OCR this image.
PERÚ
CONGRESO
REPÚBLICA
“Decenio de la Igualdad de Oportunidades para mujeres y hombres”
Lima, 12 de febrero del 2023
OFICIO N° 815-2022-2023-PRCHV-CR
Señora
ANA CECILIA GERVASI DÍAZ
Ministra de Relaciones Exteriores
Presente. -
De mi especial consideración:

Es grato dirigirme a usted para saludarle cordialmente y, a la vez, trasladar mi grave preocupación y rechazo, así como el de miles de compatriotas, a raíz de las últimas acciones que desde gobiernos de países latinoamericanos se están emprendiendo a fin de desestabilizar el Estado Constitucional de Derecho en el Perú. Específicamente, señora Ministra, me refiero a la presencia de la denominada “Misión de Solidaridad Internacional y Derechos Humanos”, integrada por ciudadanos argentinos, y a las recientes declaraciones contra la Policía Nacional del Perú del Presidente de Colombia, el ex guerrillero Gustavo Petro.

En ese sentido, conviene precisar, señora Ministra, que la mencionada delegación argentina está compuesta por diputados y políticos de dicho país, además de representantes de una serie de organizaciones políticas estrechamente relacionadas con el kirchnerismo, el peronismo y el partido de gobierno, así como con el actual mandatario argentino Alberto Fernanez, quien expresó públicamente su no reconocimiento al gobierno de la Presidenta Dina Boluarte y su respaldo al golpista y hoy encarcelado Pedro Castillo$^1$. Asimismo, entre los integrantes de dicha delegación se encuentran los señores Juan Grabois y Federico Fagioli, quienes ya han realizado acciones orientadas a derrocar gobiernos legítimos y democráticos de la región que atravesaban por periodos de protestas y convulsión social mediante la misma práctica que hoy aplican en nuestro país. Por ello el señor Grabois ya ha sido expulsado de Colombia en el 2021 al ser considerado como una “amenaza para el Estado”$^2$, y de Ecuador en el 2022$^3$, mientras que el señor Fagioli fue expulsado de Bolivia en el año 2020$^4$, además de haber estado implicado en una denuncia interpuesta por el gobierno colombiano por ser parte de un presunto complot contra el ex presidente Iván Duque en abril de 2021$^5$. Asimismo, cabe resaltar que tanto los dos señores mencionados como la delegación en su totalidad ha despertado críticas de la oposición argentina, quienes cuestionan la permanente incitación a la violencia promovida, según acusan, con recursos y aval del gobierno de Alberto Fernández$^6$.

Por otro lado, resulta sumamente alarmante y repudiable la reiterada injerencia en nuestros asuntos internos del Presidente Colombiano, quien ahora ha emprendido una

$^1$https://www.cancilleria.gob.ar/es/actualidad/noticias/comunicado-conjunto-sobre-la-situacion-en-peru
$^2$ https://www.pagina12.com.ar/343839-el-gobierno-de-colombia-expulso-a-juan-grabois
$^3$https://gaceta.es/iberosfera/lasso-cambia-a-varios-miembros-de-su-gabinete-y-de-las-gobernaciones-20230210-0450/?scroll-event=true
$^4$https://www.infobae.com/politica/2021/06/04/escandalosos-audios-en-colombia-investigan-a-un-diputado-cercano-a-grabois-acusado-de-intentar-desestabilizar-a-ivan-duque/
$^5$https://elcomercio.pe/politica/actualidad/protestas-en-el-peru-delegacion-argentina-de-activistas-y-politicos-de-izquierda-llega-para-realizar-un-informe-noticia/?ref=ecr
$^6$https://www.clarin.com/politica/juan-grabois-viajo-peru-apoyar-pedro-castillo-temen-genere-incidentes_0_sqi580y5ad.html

○ ○ ○

- What is asked: From the data above, copy each line that has the string "peru".

- Answer to the exercise:
$^1$https://www.cancilleria.gob.ar/es/actualidad/noticias/comunicado-conjunto-sobre-la-situacion-en-peru
$^5$https://elcomercio.pe/politica/actualidad/protestas-en-el-peru-delegacion-argentina-de-activistas-y-politicos-de-izquierda-llega-para-realizar-un-informe-noticia/?ref=ecr
$^6$https://www.clarin.com/politica/juan-grabois-viajo-peru-apoyar-pedro-castillo-temen-genere-incidentes_0_sqi580y5ad.html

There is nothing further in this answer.